■ Extracted material ■
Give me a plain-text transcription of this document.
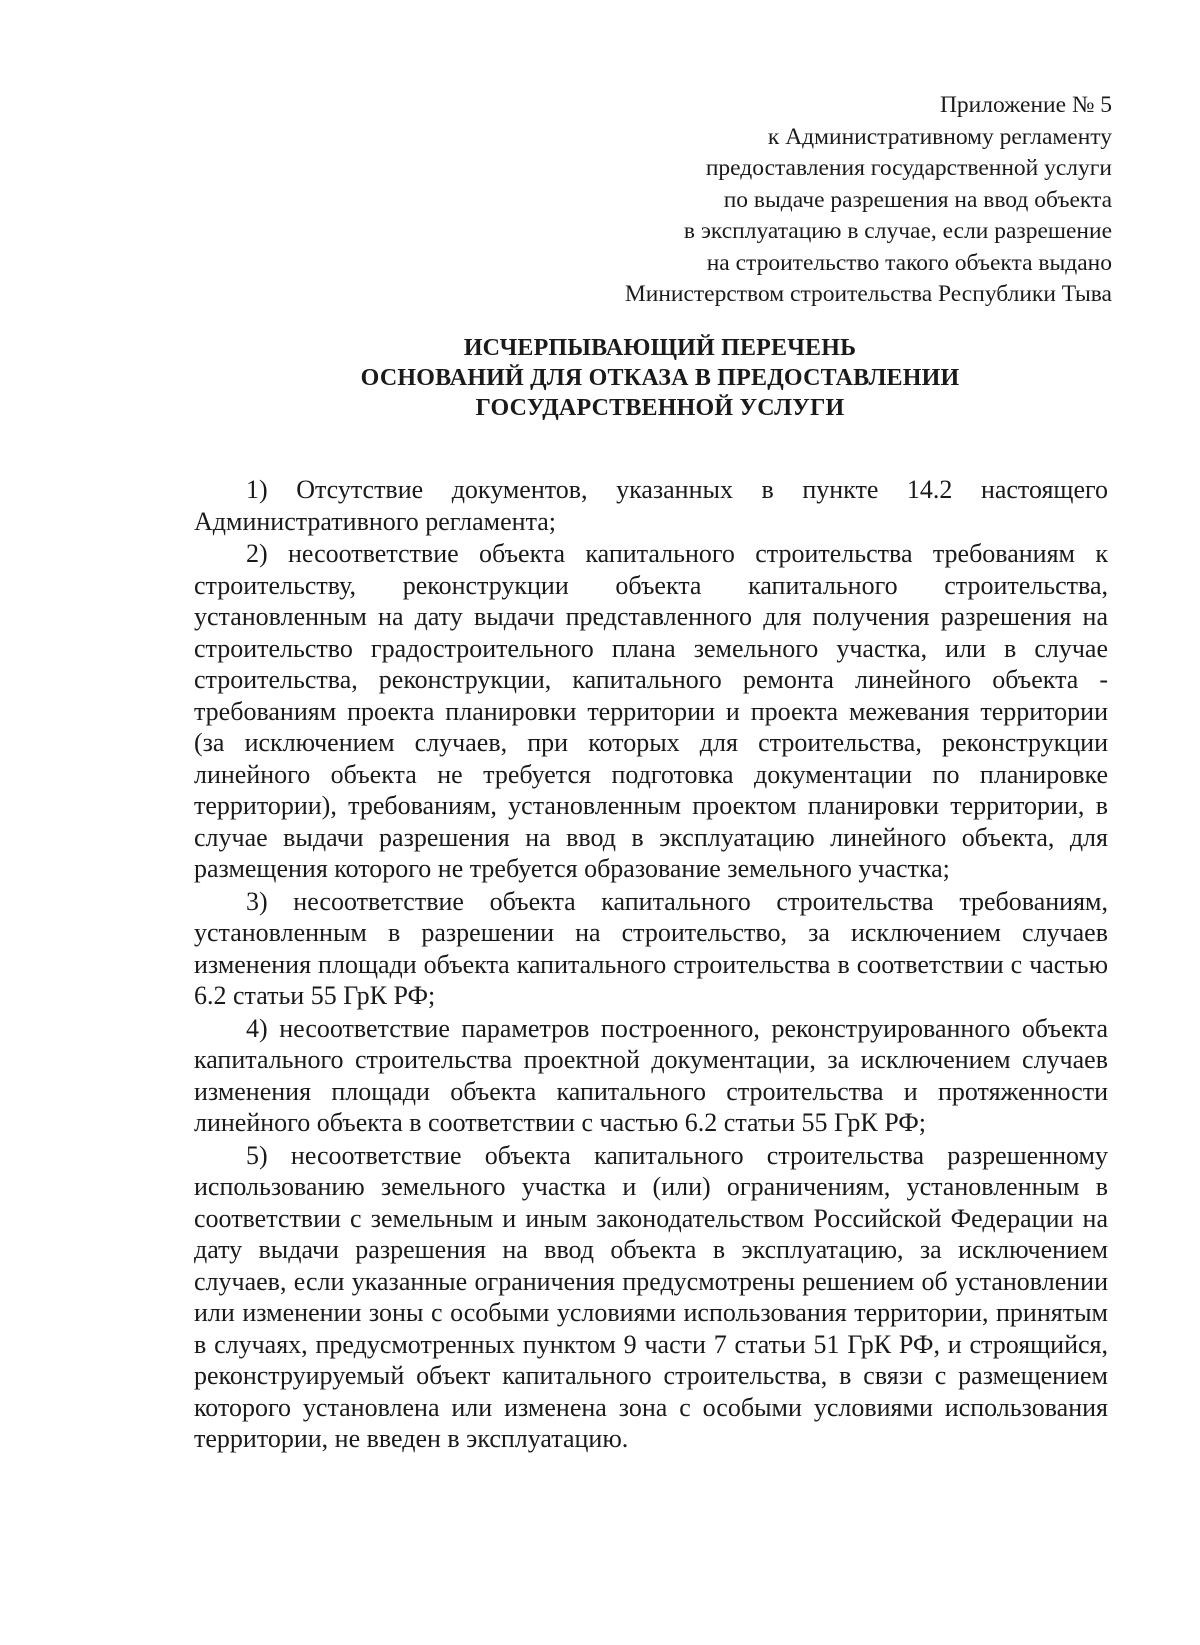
Приложение № 5
к Административному регламенту
предоставления государственной услуги
по выдаче разрешения на ввод объекта
в эксплуатацию в случае, если разрешение
на строительство такого объекта выдано
Министерством строительства Республики Тыва
ИСЧЕРПЫВАЮЩИЙ ПЕРЕЧЕНЬ
ОСНОВАНИЙ ДЛЯ ОТКАЗА В ПРЕДОСТАВЛЕНИИ
ГОСУДАРСТВЕННОЙ УСЛУГИ

1) Отсутствие документов, указанных в пункте 14.2 настоящего Административного регламента;

2) несоответствие объекта капитального строительства требованиям к строительству, реконструкции объекта капитального строительства, установленным на дату выдачи представленного для получения разрешения на строительство градостроительного плана земельного участка, или в случае строительства, реконструкции, капитального ремонта линейного объекта - требованиям проекта планировки территории и проекта межевания территории (за исключением случаев, при которых для строительства, реконструкции линейного объекта не требуется подготовка документации по планировке территории), требованиям, установленным проектом планировки территории, в случае выдачи разрешения на ввод в эксплуатацию линейного объекта, для размещения которого не требуется образование земельного участка;

3) несоответствие объекта капитального строительства требованиям, установленным в разрешении на строительство, за исключением случаев изменения площади объекта капитального строительства в соответствии с частью 6.2 статьи 55 ГрК РФ;

4) несоответствие параметров построенного, реконструированного объекта капитального строительства проектной документации, за исключением случаев изменения площади объекта капитального строительства и протяженности линейного объекта в соответствии с частью 6.2 статьи 55 ГрК РФ;

5) несоответствие объекта капитального строительства разрешенному использованию земельного участка и (или) ограничениям, установленным в соответствии с земельным и иным законодательством Российской Федерации на дату выдачи разрешения на ввод объекта в эксплуатацию, за исключением случаев, если указанные ограничения предусмотрены решением об установлении или изменении зоны с особыми условиями использования территории, принятым в случаях, предусмотренных пунктом 9 части 7 статьи 51 ГрК РФ, и строящийся, реконструируемый объект капитального строительства, в связи с размещением которого установлена или изменена зона с особыми условиями использования территории, не введен в эксплуатацию.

■ What needs to be done ■
Transcribe the material as is, with images omitted.

■ The solution ■
Give me a plain-text transcription of this document.
Приложение № 5
к Административному регламенту
предоставления государственной услуги
по выдаче разрешения на ввод объекта
в эксплуатацию в случае, если разрешение
на строительство такого объекта выдано
Министерством строительства Республики Тыва
ИСЧЕРПЫВАЮЩИЙ ПЕРЕЧЕНЬ
ОСНОВАНИЙ ДЛЯ ОТКАЗА В ПРЕДОСТАВЛЕНИИ
ГОСУДАРСТВЕННОЙ УСЛУГИ

1) Отсутствие документов, указанных в пункте 14.2 настоящего Административного регламента;

2) несоответствие объекта капитального строительства требованиям к строительству, реконструкции объекта капитального строительства, установленным на дату выдачи представленного для получения разрешения на строительство градостроительного плана земельного участка, или в случае строительства, реконструкции, капитального ремонта линейного объекта - требованиям проекта планировки территории и проекта межевания территории (за исключением случаев, при которых для строительства, реконструкции линейного объекта не требуется подготовка документации по планировке территории), требованиям, установленным проектом планировки территории, в случае выдачи разрешения на ввод в эксплуатацию линейного объекта, для размещения которого не требуется образование земельного участка;

3) несоответствие объекта капитального строительства требованиям, установленным в разрешении на строительство, за исключением случаев изменения площади объекта капитального строительства в соответствии с частью 6.2 статьи 55 ГрК РФ;

4) несоответствие параметров построенного, реконструированного объекта капитального строительства проектной документации, за исключением случаев изменения площади объекта капитального строительства и протяженности линейного объекта в соответствии с частью 6.2 статьи 55 ГрК РФ;

5) несоответствие объекта капитального строительства разрешенному использованию земельного участка и (или) ограничениям, установленным в соответствии с земельным и иным законодательством Российской Федерации на дату выдачи разрешения на ввод объекта в эксплуатацию, за исключением случаев, если указанные ограничения предусмотрены решением об установлении или изменении зоны с особыми условиями использования территории, принятым в случаях, предусмотренных пунктом 9 части 7 статьи 51 ГрК РФ, и строящийся, реконструируемый объект капитального строительства, в связи с размещением которого установлена или изменена зона с особыми условиями использования территории, не введен в эксплуатацию.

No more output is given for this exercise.